Given instruction →
Word for word, repeat the entries, minus the pictures.

--------------------

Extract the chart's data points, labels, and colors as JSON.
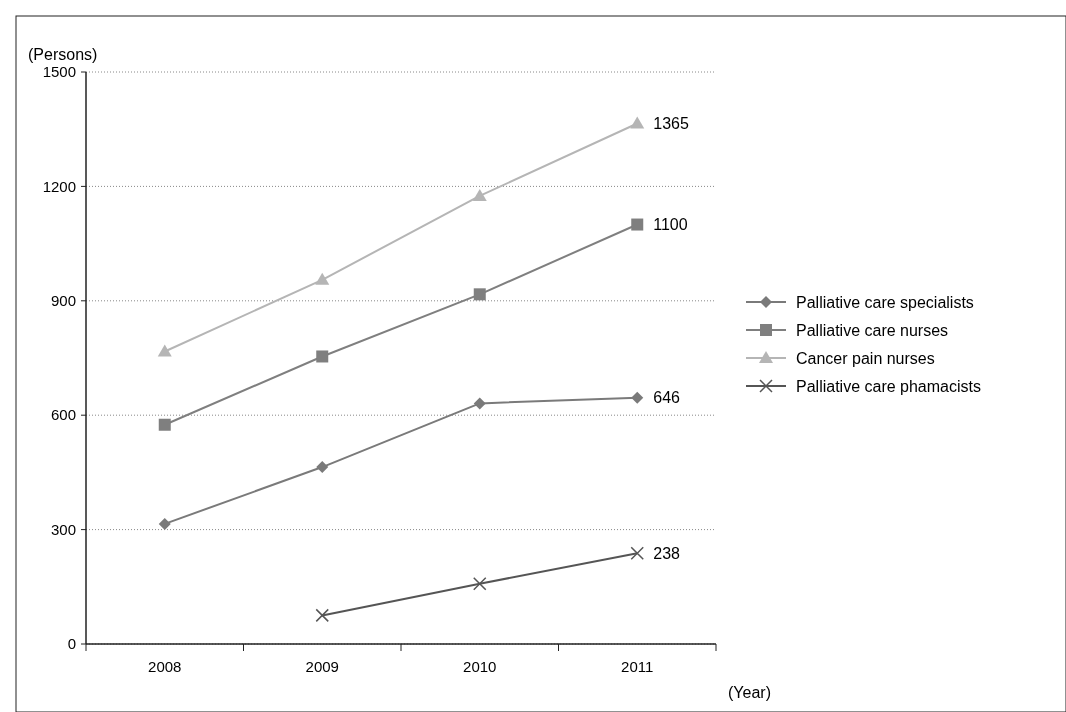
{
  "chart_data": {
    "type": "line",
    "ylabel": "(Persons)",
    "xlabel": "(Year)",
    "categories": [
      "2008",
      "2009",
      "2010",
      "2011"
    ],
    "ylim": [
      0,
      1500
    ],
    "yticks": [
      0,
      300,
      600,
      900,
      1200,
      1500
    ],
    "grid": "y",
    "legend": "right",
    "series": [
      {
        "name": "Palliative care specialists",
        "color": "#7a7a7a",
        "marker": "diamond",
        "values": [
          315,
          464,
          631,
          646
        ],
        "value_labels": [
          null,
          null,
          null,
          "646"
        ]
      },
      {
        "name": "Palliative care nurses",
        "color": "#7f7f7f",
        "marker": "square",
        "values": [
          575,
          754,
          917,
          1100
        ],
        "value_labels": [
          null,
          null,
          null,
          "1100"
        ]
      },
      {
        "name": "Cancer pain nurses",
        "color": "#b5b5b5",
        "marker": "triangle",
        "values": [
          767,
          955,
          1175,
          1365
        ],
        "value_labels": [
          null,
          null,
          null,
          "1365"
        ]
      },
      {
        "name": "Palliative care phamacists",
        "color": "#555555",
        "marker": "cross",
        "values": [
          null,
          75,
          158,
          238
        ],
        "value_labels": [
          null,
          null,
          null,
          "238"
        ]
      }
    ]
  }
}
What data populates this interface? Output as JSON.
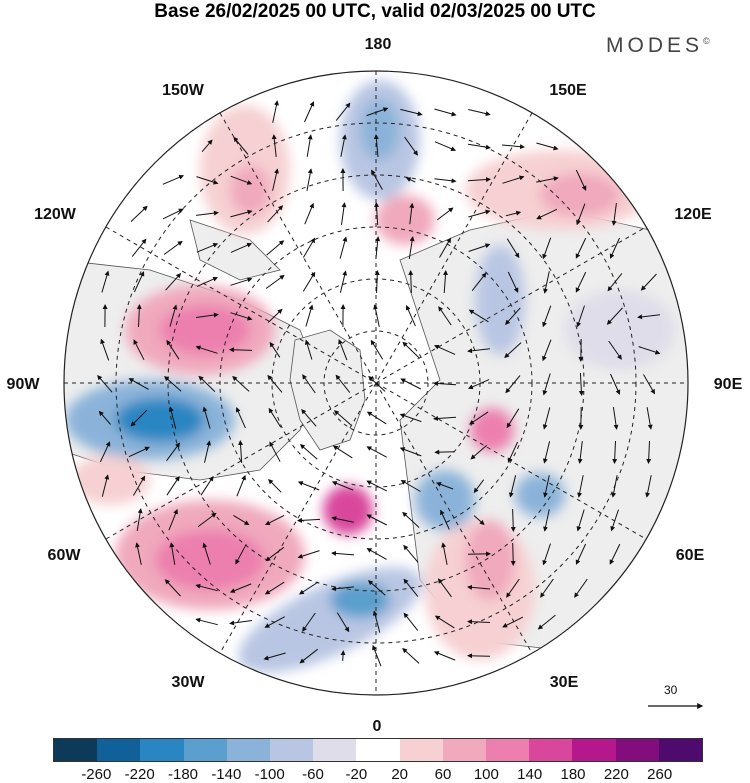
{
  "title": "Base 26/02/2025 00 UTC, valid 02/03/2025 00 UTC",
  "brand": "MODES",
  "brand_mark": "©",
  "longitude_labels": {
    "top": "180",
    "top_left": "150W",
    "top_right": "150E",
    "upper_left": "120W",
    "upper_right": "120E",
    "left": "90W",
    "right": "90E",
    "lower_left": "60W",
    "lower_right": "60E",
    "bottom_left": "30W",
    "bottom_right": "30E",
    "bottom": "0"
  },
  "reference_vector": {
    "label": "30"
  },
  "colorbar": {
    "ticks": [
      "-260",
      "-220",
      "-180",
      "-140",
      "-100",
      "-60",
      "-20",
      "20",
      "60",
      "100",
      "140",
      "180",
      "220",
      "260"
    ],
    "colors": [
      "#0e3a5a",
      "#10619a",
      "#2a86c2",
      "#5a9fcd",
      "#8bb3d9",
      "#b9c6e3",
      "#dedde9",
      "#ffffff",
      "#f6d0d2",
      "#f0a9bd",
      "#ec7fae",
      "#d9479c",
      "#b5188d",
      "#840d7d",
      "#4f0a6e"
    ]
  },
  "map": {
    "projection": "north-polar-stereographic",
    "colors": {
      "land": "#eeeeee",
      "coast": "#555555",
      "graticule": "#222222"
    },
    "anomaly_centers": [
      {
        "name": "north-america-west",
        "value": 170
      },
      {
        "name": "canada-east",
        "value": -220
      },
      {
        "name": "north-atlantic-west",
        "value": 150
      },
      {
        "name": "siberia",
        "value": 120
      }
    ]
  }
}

--------------------

Exercise response →
Extract the chart's data points, labels, and colors as JSON.
{
  "chart_data": {
    "type": "line",
    "ylabel": "(Persons)",
    "xlabel": "(Year)",
    "categories": [
      "2008",
      "2009",
      "2010",
      "2011"
    ],
    "ylim": [
      0,
      1500
    ],
    "yticks": [
      0,
      300,
      600,
      900,
      1200,
      1500
    ],
    "grid": "y",
    "legend": "right",
    "series": [
      {
        "name": "Palliative care specialists",
        "color": "#7a7a7a",
        "marker": "diamond",
        "values": [
          315,
          464,
          631,
          646
        ],
        "value_labels": [
          null,
          null,
          null,
          "646"
        ]
      },
      {
        "name": "Palliative care nurses",
        "color": "#7f7f7f",
        "marker": "square",
        "values": [
          575,
          754,
          917,
          1100
        ],
        "value_labels": [
          null,
          null,
          null,
          "1100"
        ]
      },
      {
        "name": "Cancer pain nurses",
        "color": "#b5b5b5",
        "marker": "triangle",
        "values": [
          767,
          955,
          1175,
          1365
        ],
        "value_labels": [
          null,
          null,
          null,
          "1365"
        ]
      },
      {
        "name": "Palliative care phamacists",
        "color": "#555555",
        "marker": "cross",
        "values": [
          null,
          75,
          158,
          238
        ],
        "value_labels": [
          null,
          null,
          null,
          "238"
        ]
      }
    ]
  }
}
What data populates this interface? Output as JSON.
{
  "title": "Base 26/02/2025 00 UTC, valid 02/03/2025 00 UTC",
  "brand": "MODES",
  "brand_mark": "©",
  "longitude_labels": {
    "top": "180",
    "top_left": "150W",
    "top_right": "150E",
    "upper_left": "120W",
    "upper_right": "120E",
    "left": "90W",
    "right": "90E",
    "lower_left": "60W",
    "lower_right": "60E",
    "bottom_left": "30W",
    "bottom_right": "30E",
    "bottom": "0"
  },
  "reference_vector": {
    "label": "30"
  },
  "colorbar": {
    "ticks": [
      "-260",
      "-220",
      "-180",
      "-140",
      "-100",
      "-60",
      "-20",
      "20",
      "60",
      "100",
      "140",
      "180",
      "220",
      "260"
    ],
    "colors": [
      "#0e3a5a",
      "#10619a",
      "#2a86c2",
      "#5a9fcd",
      "#8bb3d9",
      "#b9c6e3",
      "#dedde9",
      "#ffffff",
      "#f6d0d2",
      "#f0a9bd",
      "#ec7fae",
      "#d9479c",
      "#b5188d",
      "#840d7d",
      "#4f0a6e"
    ]
  },
  "map": {
    "projection": "north-polar-stereographic",
    "colors": {
      "land": "#eeeeee",
      "coast": "#555555",
      "graticule": "#222222"
    },
    "anomaly_centers": [
      {
        "name": "north-america-west",
        "value": 170
      },
      {
        "name": "canada-east",
        "value": -220
      },
      {
        "name": "north-atlantic-west",
        "value": 150
      },
      {
        "name": "siberia",
        "value": 120
      }
    ]
  }
}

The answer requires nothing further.